▶ [Dataset rows about figures]
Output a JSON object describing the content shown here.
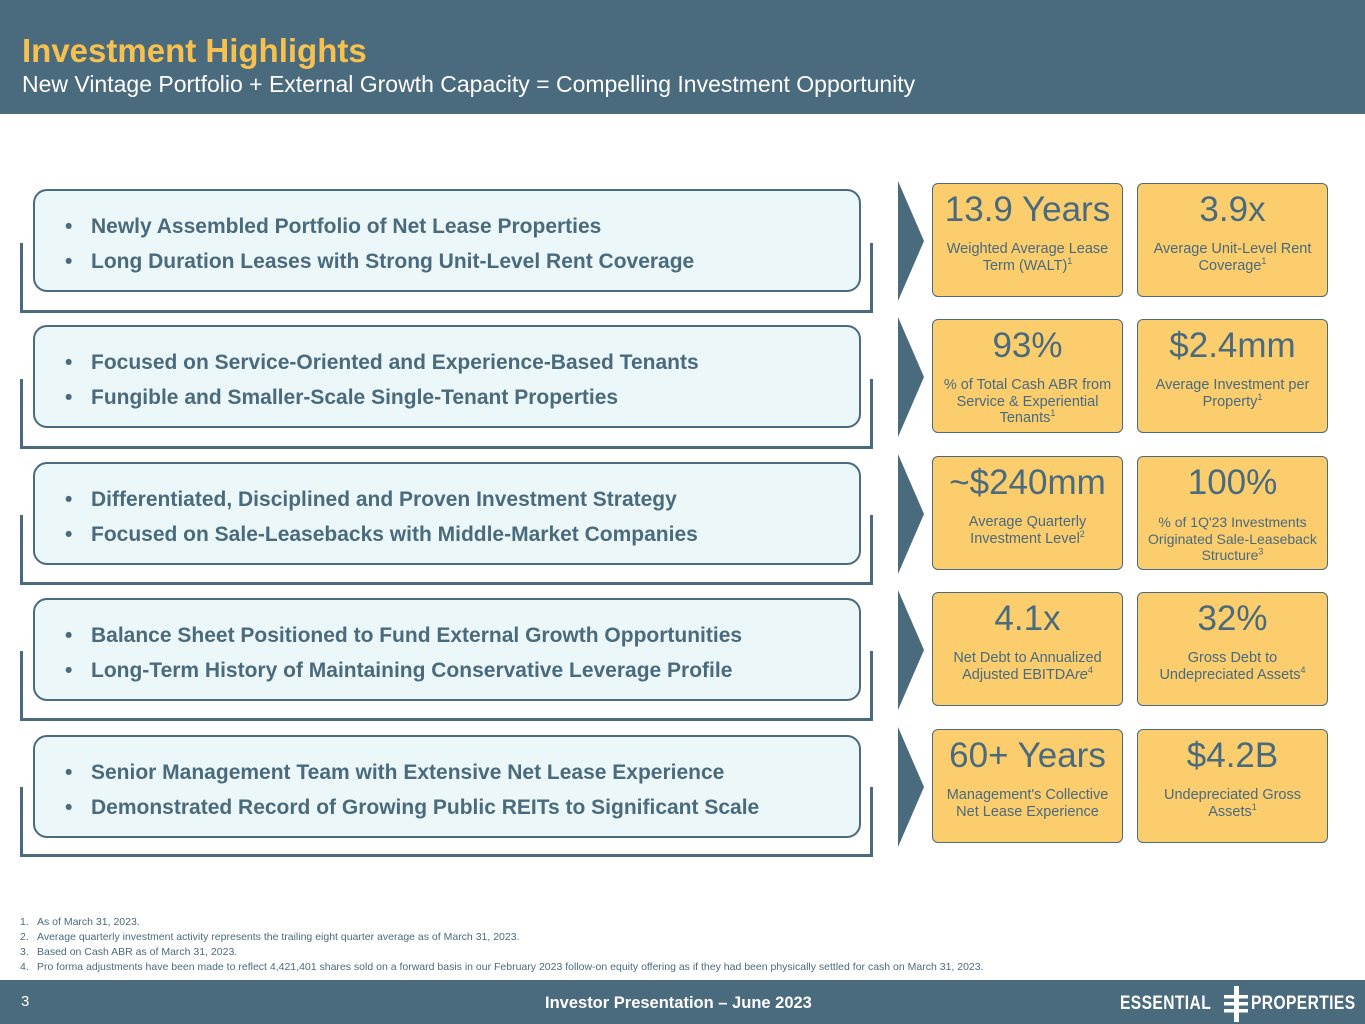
{
  "header": {
    "title": "Investment Highlights",
    "subtitle": "New Vintage Portfolio + External Growth Capacity = Compelling Investment Opportunity"
  },
  "highlights": [
    {
      "lines": [
        "Newly Assembled Portfolio of Net Lease Properties",
        "Long Duration Leases with Strong Unit-Level Rent Coverage"
      ]
    },
    {
      "lines": [
        "Focused on Service-Oriented and Experience-Based Tenants",
        "Fungible and Smaller-Scale Single-Tenant Properties"
      ]
    },
    {
      "lines": [
        "Differentiated, Disciplined and Proven Investment Strategy",
        "Focused on Sale-Leasebacks with Middle-Market Companies"
      ]
    },
    {
      "lines": [
        "Balance Sheet Positioned to Fund External Growth Opportunities",
        "Long-Term History of Maintaining Conservative Leverage Profile"
      ]
    },
    {
      "lines": [
        "Senior Management Team with Extensive Net Lease Experience",
        "Demonstrated Record of Growing Public REITs to Significant Scale"
      ]
    }
  ],
  "bullet_char": "•",
  "metrics": [
    {
      "value": "13.9 Years",
      "label": "Weighted Average Lease Term (WALT)",
      "note": "1"
    },
    {
      "value": "3.9x",
      "label": "Average Unit-Level Rent Coverage",
      "note": "1"
    },
    {
      "value": "93%",
      "label": "% of Total Cash ABR from Service & Experiential Tenants",
      "note": "1"
    },
    {
      "value": "$2.4mm",
      "label": "Average Investment per Property",
      "note": "1"
    },
    {
      "value": "~$240mm",
      "label": "Average Quarterly Investment Level",
      "note": "2"
    },
    {
      "value": "100%",
      "label": "% of 1Q'23 Investments Originated Sale-Leaseback Structure",
      "note": "3"
    },
    {
      "value": "4.1x",
      "label": "Net Debt to Annualized Adjusted EBITDA",
      "label_italic": "re",
      "note": "4"
    },
    {
      "value": "32%",
      "label": "Gross Debt to Undepreciated Assets",
      "note": "4"
    },
    {
      "value": "60+ Years",
      "label": "Management's Collective Net Lease Experience",
      "note": ""
    },
    {
      "value": "$4.2B",
      "label": "Undepreciated Gross Assets",
      "note": "1"
    }
  ],
  "footnotes": [
    {
      "num": "1.",
      "text": "As of March 31, 2023."
    },
    {
      "num": "2.",
      "text": "Average quarterly investment activity represents the trailing eight quarter average as of March 31, 2023."
    },
    {
      "num": "3.",
      "text": "Based on Cash ABR as of March 31, 2023."
    },
    {
      "num": "4.",
      "text": "Pro forma adjustments have been made to reflect 4,421,401 shares sold on a forward basis in our February 2023 follow-on equity offering as if they had been physically settled for cash on March 31, 2023."
    }
  ],
  "footer": {
    "page_number": "3",
    "center_text": "Investor Presentation – June 2023",
    "logo_left": "ESSENTIAL",
    "logo_right": "PROPERTIES"
  },
  "colors": {
    "navy": "#4a6a7e",
    "gold": "#f6c14e",
    "card": "#fbcd6d",
    "pill": "#ebf7f8"
  }
}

▶ [EXERCISE INSTRUCTIONS]
Reproduce the full material exactly, excluding the pictures.

▶ [THE SOLUTION]
Output a JSON object describing the content shown here.
{
  "header": {
    "title": "Investment Highlights",
    "subtitle": "New Vintage Portfolio + External Growth Capacity = Compelling Investment Opportunity"
  },
  "highlights": [
    {
      "lines": [
        "Newly Assembled Portfolio of Net Lease Properties",
        "Long Duration Leases with Strong Unit-Level Rent Coverage"
      ]
    },
    {
      "lines": [
        "Focused on Service-Oriented and Experience-Based Tenants",
        "Fungible and Smaller-Scale Single-Tenant Properties"
      ]
    },
    {
      "lines": [
        "Differentiated, Disciplined and Proven Investment Strategy",
        "Focused on Sale-Leasebacks with Middle-Market Companies"
      ]
    },
    {
      "lines": [
        "Balance Sheet Positioned to Fund External Growth Opportunities",
        "Long-Term History of Maintaining Conservative Leverage Profile"
      ]
    },
    {
      "lines": [
        "Senior Management Team with Extensive Net Lease Experience",
        "Demonstrated Record of Growing Public REITs to Significant Scale"
      ]
    }
  ],
  "bullet_char": "•",
  "metrics": [
    {
      "value": "13.9 Years",
      "label": "Weighted Average Lease Term (WALT)",
      "note": "1"
    },
    {
      "value": "3.9x",
      "label": "Average Unit-Level Rent Coverage",
      "note": "1"
    },
    {
      "value": "93%",
      "label": "% of Total Cash ABR from Service & Experiential Tenants",
      "note": "1"
    },
    {
      "value": "$2.4mm",
      "label": "Average Investment per Property",
      "note": "1"
    },
    {
      "value": "~$240mm",
      "label": "Average Quarterly Investment Level",
      "note": "2"
    },
    {
      "value": "100%",
      "label": "% of 1Q'23 Investments Originated Sale-Leaseback Structure",
      "note": "3"
    },
    {
      "value": "4.1x",
      "label": "Net Debt to Annualized Adjusted EBITDA",
      "label_italic": "re",
      "note": "4"
    },
    {
      "value": "32%",
      "label": "Gross Debt to Undepreciated Assets",
      "note": "4"
    },
    {
      "value": "60+ Years",
      "label": "Management's Collective Net Lease Experience",
      "note": ""
    },
    {
      "value": "$4.2B",
      "label": "Undepreciated Gross Assets",
      "note": "1"
    }
  ],
  "footnotes": [
    {
      "num": "1.",
      "text": "As of March 31, 2023."
    },
    {
      "num": "2.",
      "text": "Average quarterly investment activity represents the trailing eight quarter average as of March 31, 2023."
    },
    {
      "num": "3.",
      "text": "Based on Cash ABR as of March 31, 2023."
    },
    {
      "num": "4.",
      "text": "Pro forma adjustments have been made to reflect 4,421,401 shares sold on a forward basis in our February 2023 follow-on equity offering as if they had been physically settled for cash on March 31, 2023."
    }
  ],
  "footer": {
    "page_number": "3",
    "center_text": "Investor Presentation – June 2023",
    "logo_left": "ESSENTIAL",
    "logo_right": "PROPERTIES"
  },
  "colors": {
    "navy": "#4a6a7e",
    "gold": "#f6c14e",
    "card": "#fbcd6d",
    "pill": "#ebf7f8"
  }
}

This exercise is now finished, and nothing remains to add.